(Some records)
— BEGIN —

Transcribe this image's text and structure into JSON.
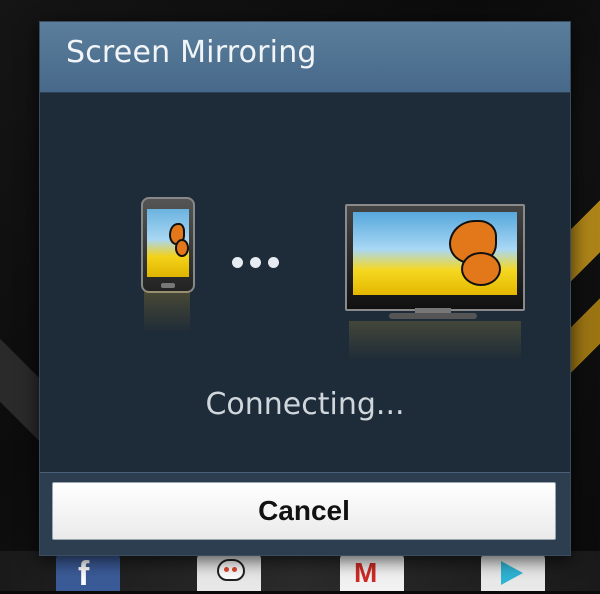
{
  "dialog": {
    "title": "Screen Mirroring",
    "status": "Connecting...",
    "cancel_label": "Cancel"
  },
  "illustration": {
    "source_device_icon": "phone-icon",
    "target_device_icon": "tv-icon",
    "progress_indicator": "three-dots"
  },
  "dock": {
    "apps": [
      {
        "name": "facebook",
        "icon": "facebook-icon"
      },
      {
        "name": "reddit",
        "icon": "reddit-icon"
      },
      {
        "name": "gmail",
        "icon": "gmail-icon"
      },
      {
        "name": "play-store",
        "icon": "play-store-icon"
      }
    ]
  },
  "colors": {
    "header": "#48698a",
    "dialog_body": "#1e2b38",
    "footer": "#2c3e50",
    "button": "#ffffff"
  }
}
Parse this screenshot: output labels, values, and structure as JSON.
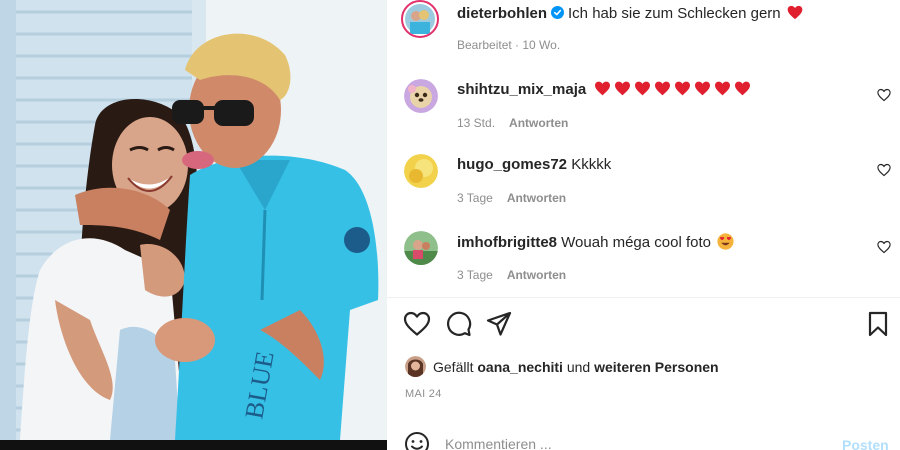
{
  "post": {
    "author": "dieterbohlen",
    "caption_text": "Ich hab sie zum Schlecken gern",
    "caption_emoji": "red-heart",
    "edited_label": "Bearbeitet",
    "age": "10 Wo.",
    "meta_separator": " · "
  },
  "comments": [
    {
      "username": "shihtzu_mix_maja",
      "text": "",
      "emoji": "red-heart x8",
      "time": "13 Std.",
      "reply_label": "Antworten"
    },
    {
      "username": "hugo_gomes72",
      "text": "Kkkkk",
      "time": "3 Tage",
      "reply_label": "Antworten"
    },
    {
      "username": "imhofbrigitte8",
      "text": "Wouah méga cool foto",
      "emoji": "heart-eyes-face",
      "time": "3 Tage",
      "reply_label": "Antworten"
    }
  ],
  "likes": {
    "prefix": "Gefällt",
    "user": "oana_nechiti",
    "joiner": "und",
    "others": "weiteren Personen"
  },
  "date": "MAI 24",
  "comment_input": {
    "placeholder": "Kommentieren ...",
    "post_label": "Posten"
  },
  "icons": {
    "like": "heart-outline-icon",
    "comment": "comment-bubble-icon",
    "share": "paper-plane-icon",
    "save": "bookmark-icon",
    "emoji": "smiley-icon",
    "verified": "verified-badge-icon"
  },
  "colors": {
    "heart_red": "#ed4956",
    "verified_blue": "#0095f6",
    "post_disabled": "#b2dffc",
    "meta_gray": "#8e8e8e"
  }
}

— END —

Reproduce every record above exactly, but leave out the pictures.

→ **Correct answer**:
Transcribe this image's text and structure into JSON.
{
  "dialog": {
    "title": "Screen Mirroring",
    "status": "Connecting...",
    "cancel_label": "Cancel"
  },
  "illustration": {
    "source_device_icon": "phone-icon",
    "target_device_icon": "tv-icon",
    "progress_indicator": "three-dots"
  },
  "dock": {
    "apps": [
      {
        "name": "facebook",
        "icon": "facebook-icon"
      },
      {
        "name": "reddit",
        "icon": "reddit-icon"
      },
      {
        "name": "gmail",
        "icon": "gmail-icon"
      },
      {
        "name": "play-store",
        "icon": "play-store-icon"
      }
    ]
  },
  "colors": {
    "header": "#48698a",
    "dialog_body": "#1e2b38",
    "footer": "#2c3e50",
    "button": "#ffffff"
  }
}
Parse this screenshot: output labels, values, and structure as JSON.
{
  "post": {
    "author": "dieterbohlen",
    "caption_text": "Ich hab sie zum Schlecken gern",
    "caption_emoji": "red-heart",
    "edited_label": "Bearbeitet",
    "age": "10 Wo.",
    "meta_separator": " · "
  },
  "comments": [
    {
      "username": "shihtzu_mix_maja",
      "text": "",
      "emoji": "red-heart x8",
      "time": "13 Std.",
      "reply_label": "Antworten"
    },
    {
      "username": "hugo_gomes72",
      "text": "Kkkkk",
      "time": "3 Tage",
      "reply_label": "Antworten"
    },
    {
      "username": "imhofbrigitte8",
      "text": "Wouah méga cool foto",
      "emoji": "heart-eyes-face",
      "time": "3 Tage",
      "reply_label": "Antworten"
    }
  ],
  "likes": {
    "prefix": "Gefällt",
    "user": "oana_nechiti",
    "joiner": "und",
    "others": "weiteren Personen"
  },
  "date": "MAI 24",
  "comment_input": {
    "placeholder": "Kommentieren ...",
    "post_label": "Posten"
  },
  "icons": {
    "like": "heart-outline-icon",
    "comment": "comment-bubble-icon",
    "share": "paper-plane-icon",
    "save": "bookmark-icon",
    "emoji": "smiley-icon",
    "verified": "verified-badge-icon"
  },
  "colors": {
    "heart_red": "#ed4956",
    "verified_blue": "#0095f6",
    "post_disabled": "#b2dffc",
    "meta_gray": "#8e8e8e"
  }
}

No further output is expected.